Job: Scan the following material for the string "Employment" and copy each line in which it appears.

[Figure collection entries]
------------------------------------------------------------------------

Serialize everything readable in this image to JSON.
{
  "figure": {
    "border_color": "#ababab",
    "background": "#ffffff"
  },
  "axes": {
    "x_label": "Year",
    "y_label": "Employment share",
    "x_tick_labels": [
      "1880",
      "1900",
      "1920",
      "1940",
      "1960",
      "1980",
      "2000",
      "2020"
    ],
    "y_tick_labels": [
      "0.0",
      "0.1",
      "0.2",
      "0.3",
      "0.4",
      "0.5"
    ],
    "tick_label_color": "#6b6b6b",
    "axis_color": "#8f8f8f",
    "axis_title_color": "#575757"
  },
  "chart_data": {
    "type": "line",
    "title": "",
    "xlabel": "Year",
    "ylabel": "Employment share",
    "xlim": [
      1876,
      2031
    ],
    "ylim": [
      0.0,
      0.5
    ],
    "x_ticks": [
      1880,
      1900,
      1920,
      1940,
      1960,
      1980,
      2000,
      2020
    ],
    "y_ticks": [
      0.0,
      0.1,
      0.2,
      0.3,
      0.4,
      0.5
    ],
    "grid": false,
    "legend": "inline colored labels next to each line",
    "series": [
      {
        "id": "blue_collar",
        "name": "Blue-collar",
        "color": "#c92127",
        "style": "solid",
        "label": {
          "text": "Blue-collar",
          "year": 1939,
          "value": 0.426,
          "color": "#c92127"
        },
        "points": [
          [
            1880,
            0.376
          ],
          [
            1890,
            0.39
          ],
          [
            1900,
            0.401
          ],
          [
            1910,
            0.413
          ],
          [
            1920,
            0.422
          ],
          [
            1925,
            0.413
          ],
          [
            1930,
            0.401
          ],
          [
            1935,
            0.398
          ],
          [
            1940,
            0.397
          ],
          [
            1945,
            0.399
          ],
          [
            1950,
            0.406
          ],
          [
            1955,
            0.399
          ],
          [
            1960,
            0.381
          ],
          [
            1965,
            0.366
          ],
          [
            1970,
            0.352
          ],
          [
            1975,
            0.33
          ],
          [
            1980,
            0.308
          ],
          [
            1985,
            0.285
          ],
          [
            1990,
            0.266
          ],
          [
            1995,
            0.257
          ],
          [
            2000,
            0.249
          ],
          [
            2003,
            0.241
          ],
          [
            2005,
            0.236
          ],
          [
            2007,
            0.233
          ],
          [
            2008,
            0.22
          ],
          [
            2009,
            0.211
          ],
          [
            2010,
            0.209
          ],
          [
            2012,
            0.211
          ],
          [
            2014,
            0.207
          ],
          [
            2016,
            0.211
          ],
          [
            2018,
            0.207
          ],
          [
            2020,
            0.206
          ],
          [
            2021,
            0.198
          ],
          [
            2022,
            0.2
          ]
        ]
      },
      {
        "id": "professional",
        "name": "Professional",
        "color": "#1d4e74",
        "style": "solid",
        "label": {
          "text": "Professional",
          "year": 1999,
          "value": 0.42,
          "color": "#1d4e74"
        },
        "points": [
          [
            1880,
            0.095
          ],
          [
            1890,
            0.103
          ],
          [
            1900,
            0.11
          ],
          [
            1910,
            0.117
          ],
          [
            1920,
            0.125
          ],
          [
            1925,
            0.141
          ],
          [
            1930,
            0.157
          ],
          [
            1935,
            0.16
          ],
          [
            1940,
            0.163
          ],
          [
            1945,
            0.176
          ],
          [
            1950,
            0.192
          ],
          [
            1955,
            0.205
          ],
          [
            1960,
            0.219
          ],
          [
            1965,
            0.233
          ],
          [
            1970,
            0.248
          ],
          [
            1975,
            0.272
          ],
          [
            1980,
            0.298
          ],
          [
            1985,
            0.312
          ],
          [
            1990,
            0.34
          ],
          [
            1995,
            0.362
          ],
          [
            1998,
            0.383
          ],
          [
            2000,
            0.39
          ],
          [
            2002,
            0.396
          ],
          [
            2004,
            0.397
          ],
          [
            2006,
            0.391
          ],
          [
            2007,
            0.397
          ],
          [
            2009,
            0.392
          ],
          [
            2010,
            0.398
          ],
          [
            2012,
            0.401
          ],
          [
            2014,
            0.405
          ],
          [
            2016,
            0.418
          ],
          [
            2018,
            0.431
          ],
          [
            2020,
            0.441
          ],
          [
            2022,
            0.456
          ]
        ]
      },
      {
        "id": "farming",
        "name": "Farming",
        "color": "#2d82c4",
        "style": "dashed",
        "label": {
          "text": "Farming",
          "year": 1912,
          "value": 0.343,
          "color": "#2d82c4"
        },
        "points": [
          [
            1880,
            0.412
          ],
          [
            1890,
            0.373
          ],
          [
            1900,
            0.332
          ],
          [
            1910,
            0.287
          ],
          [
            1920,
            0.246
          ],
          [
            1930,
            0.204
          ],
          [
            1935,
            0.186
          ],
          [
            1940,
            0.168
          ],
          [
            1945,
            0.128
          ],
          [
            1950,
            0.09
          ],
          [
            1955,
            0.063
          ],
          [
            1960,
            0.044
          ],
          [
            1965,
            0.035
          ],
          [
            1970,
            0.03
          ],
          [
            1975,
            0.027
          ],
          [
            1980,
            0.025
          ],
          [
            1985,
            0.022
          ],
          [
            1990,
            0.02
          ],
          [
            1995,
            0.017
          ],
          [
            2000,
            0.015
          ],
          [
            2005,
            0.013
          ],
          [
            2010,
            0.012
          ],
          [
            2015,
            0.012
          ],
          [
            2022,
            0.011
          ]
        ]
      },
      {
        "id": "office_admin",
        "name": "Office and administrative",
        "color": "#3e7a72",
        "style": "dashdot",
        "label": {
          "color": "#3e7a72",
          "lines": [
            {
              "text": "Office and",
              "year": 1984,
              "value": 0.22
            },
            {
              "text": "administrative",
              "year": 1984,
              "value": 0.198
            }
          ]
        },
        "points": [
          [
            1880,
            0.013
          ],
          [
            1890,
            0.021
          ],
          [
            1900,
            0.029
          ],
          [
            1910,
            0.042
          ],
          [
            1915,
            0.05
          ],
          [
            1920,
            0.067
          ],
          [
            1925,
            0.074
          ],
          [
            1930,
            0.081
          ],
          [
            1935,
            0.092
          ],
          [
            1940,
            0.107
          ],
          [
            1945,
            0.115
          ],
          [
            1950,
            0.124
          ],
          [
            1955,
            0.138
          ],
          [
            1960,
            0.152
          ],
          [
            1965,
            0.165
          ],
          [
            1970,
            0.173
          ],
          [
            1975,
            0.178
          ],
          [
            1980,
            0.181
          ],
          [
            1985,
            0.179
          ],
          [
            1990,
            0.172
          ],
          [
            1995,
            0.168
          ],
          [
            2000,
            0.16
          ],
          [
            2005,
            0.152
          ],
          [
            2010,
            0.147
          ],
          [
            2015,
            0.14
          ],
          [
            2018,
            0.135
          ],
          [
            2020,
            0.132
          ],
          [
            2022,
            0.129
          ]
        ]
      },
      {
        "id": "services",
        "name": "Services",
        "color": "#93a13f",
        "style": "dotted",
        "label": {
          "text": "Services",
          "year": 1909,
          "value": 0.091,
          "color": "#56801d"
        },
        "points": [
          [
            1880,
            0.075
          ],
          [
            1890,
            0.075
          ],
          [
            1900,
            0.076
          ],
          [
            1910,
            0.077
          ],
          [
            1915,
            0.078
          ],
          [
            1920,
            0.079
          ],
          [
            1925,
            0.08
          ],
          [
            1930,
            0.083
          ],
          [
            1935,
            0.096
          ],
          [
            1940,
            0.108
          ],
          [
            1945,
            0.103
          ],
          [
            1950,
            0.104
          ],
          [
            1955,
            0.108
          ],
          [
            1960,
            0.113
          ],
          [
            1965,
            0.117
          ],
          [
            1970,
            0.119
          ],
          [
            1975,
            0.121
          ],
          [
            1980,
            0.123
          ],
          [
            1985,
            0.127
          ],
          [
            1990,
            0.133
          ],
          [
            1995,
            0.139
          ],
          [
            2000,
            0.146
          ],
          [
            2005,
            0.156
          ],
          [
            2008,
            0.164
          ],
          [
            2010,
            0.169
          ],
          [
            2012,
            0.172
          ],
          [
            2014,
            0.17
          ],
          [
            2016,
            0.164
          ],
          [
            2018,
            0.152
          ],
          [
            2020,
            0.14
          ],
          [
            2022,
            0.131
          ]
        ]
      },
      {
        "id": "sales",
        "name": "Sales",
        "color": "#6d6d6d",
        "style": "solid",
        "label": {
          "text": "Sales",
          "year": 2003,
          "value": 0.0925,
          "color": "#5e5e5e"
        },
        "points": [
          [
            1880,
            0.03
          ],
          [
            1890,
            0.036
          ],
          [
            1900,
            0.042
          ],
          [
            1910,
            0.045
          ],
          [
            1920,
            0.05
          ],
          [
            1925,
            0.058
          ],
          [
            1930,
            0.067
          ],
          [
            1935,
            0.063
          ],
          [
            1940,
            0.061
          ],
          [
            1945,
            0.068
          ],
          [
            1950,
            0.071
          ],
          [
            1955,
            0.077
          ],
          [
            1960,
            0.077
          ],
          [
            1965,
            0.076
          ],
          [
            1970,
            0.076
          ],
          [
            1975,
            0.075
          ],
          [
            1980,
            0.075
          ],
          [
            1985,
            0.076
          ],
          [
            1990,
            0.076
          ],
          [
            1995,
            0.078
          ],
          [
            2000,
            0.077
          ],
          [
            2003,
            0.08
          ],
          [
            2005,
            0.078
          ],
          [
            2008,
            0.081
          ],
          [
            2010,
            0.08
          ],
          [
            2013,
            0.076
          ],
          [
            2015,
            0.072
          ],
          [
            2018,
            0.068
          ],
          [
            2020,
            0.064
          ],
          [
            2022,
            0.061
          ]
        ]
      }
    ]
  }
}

------------------------------------------------------------------------

Reply to the task:
    "y_label": "Employment share",
    "ylabel": "Employment share",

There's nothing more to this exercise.